Would you pull out every line of the material that contains the string "improving"?

- Extracted data entries -
········

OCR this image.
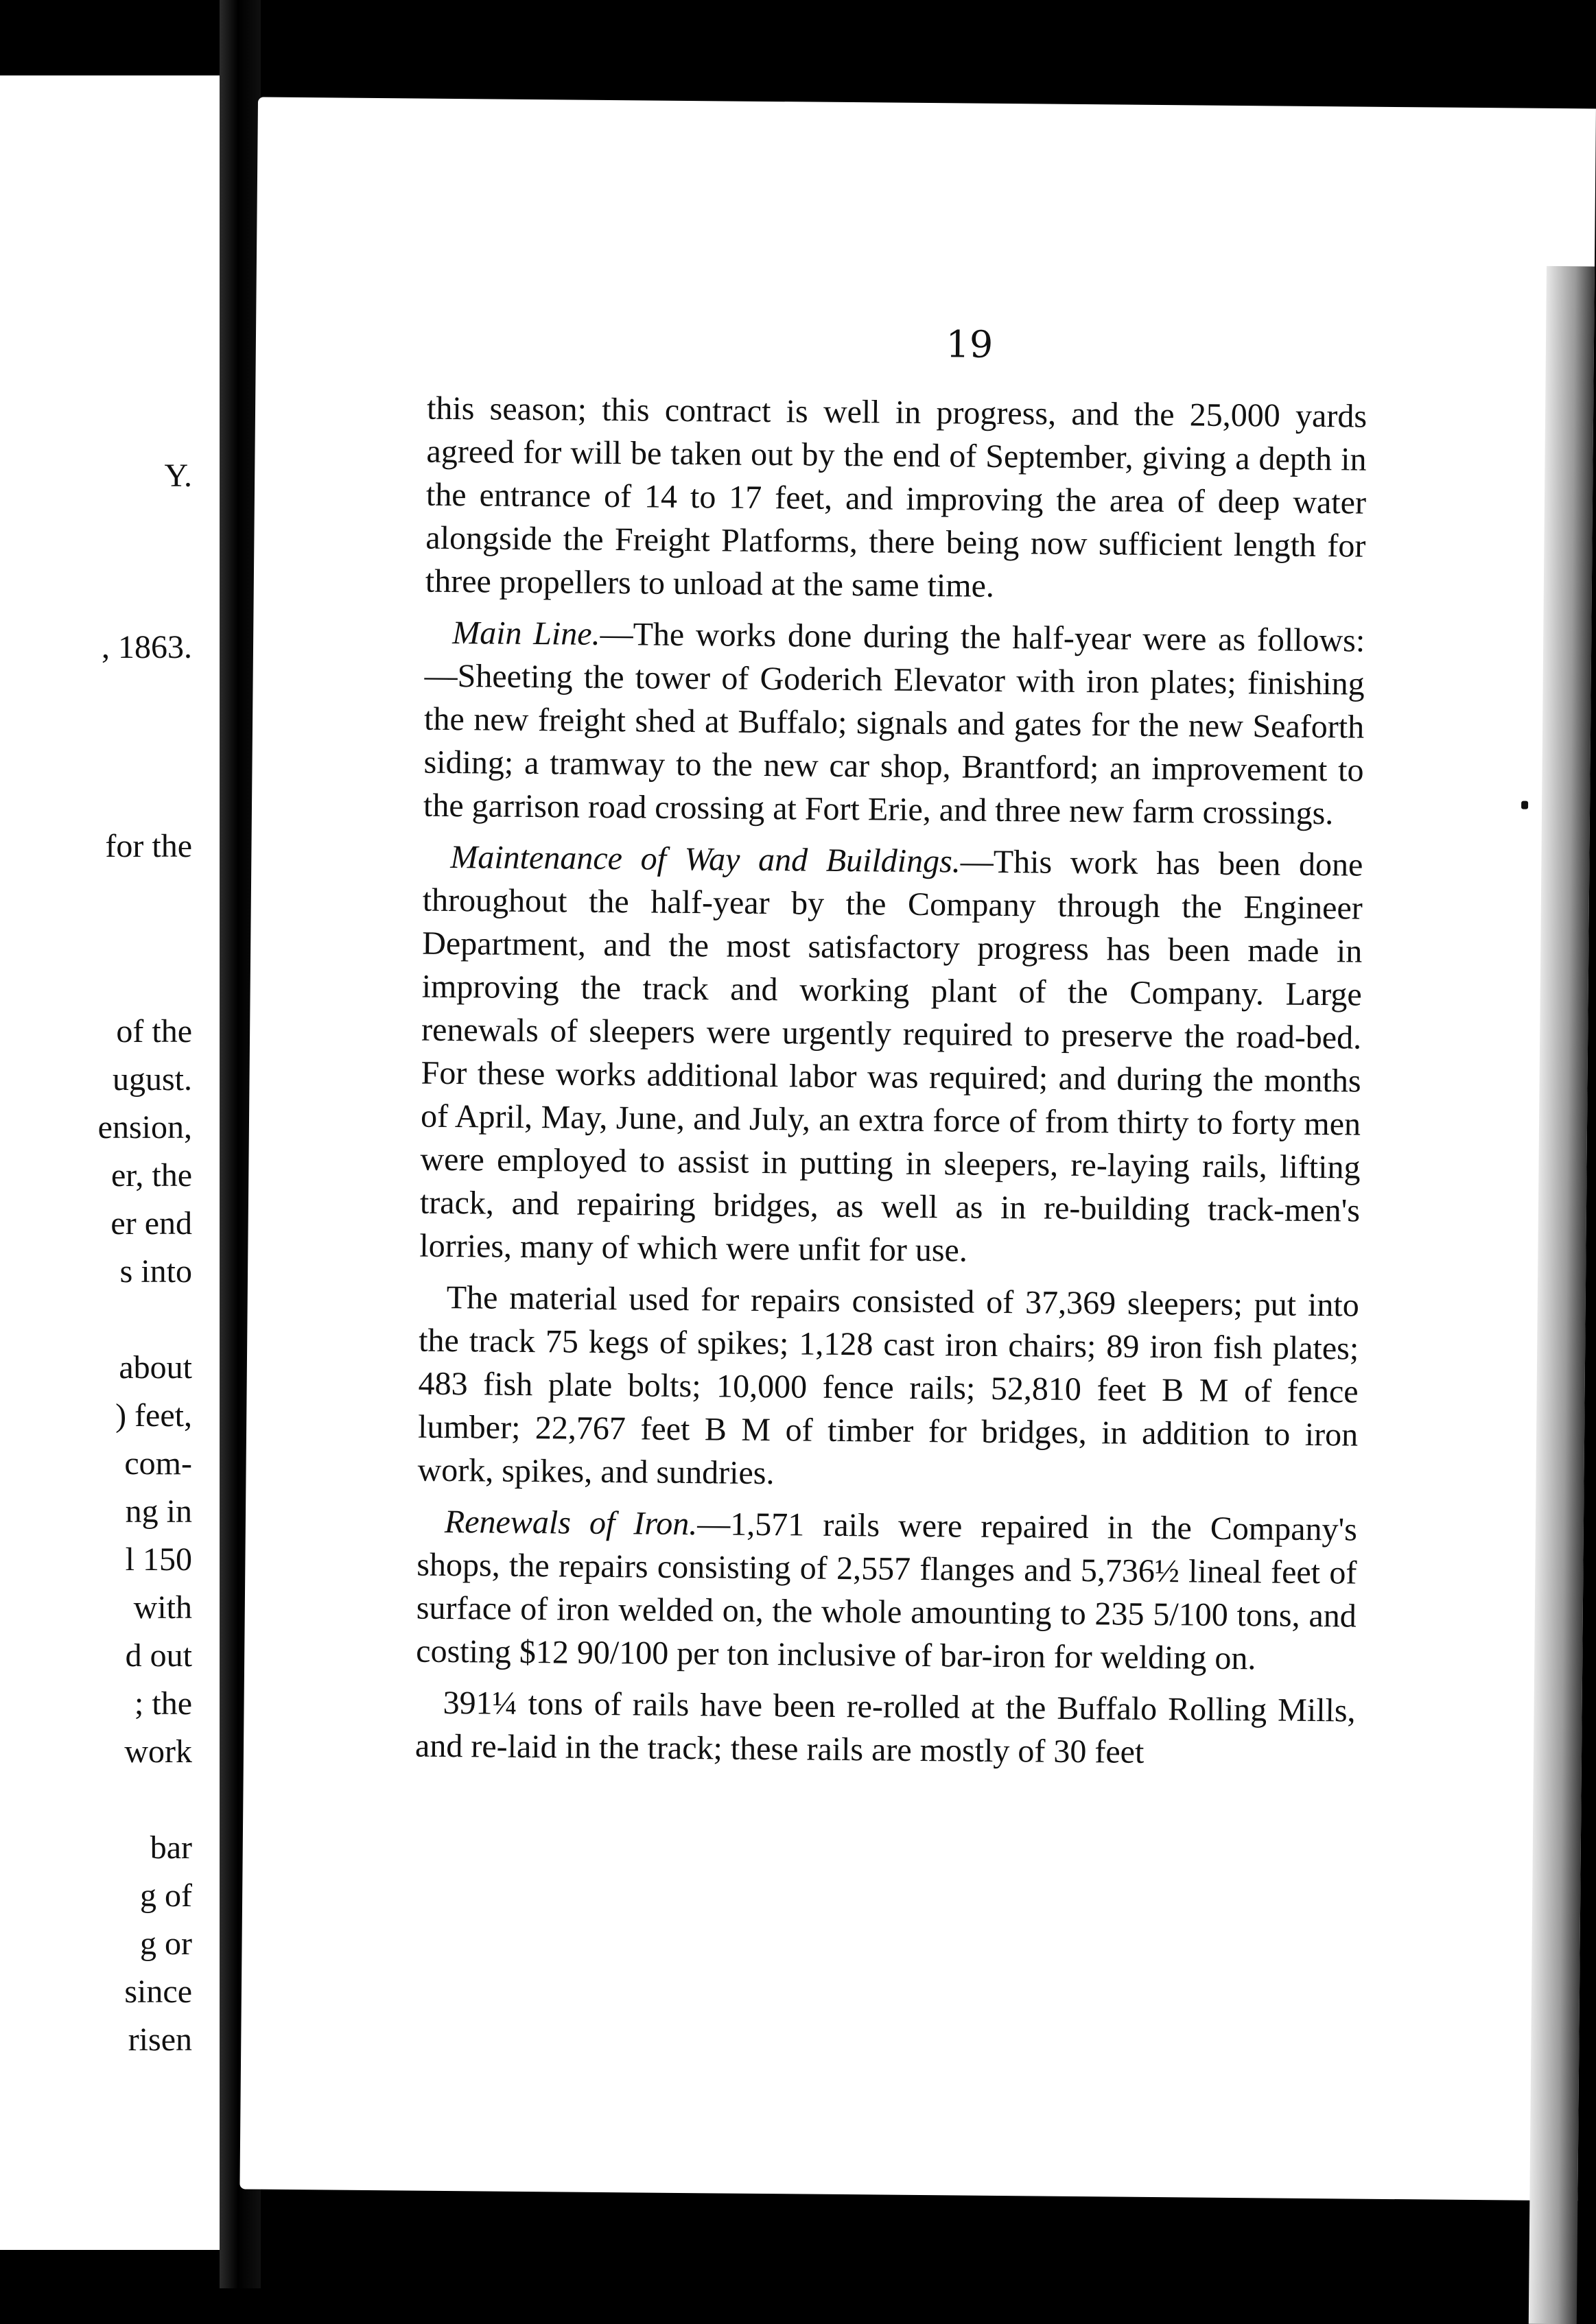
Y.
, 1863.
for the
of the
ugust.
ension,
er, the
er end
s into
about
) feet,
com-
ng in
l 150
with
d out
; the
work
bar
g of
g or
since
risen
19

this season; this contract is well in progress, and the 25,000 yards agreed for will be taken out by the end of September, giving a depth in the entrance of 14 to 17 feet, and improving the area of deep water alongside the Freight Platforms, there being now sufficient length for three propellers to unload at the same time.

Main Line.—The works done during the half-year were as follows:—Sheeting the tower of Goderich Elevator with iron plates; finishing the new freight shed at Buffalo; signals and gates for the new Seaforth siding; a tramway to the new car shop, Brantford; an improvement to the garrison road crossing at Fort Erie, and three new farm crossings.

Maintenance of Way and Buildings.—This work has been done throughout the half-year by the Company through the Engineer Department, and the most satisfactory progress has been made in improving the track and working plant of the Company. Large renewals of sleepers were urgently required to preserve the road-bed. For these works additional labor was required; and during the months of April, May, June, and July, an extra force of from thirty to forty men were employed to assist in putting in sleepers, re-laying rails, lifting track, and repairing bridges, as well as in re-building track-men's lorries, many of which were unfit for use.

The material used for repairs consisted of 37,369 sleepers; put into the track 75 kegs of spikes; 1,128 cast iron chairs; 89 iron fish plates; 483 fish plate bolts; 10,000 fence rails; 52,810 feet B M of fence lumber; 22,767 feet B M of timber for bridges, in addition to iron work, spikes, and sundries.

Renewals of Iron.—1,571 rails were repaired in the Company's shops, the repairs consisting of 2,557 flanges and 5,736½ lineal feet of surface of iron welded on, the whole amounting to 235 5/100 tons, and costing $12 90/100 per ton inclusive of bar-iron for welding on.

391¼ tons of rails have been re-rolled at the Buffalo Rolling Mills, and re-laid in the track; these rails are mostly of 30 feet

········

- FINAL RESULT -
this season; this contract is well in progress, and the 25,000 yards agreed for will be taken out by the end of September, giving a depth in the entrance of 14 to 17 feet, and improving the area of deep water alongside the Freight Platforms, there being now sufficient length for three propellers to unload at the same time.
Maintenance of Way and Buildings.—This work has been done throughout the half-year by the Company through the Engineer Department, and the most satisfactory progress has been made in improving the track and working plant of the Company. Large renewals of sleepers were urgently required to preserve the road-bed. For these works additional labor was required; and during the months of April, May, June, and July, an extra force of from thirty to forty men were employed to assist in putting in sleepers, re-laying rails, lifting track, and repairing bridges, as well as in re-building track-men's lorries, many of which were unfit for use.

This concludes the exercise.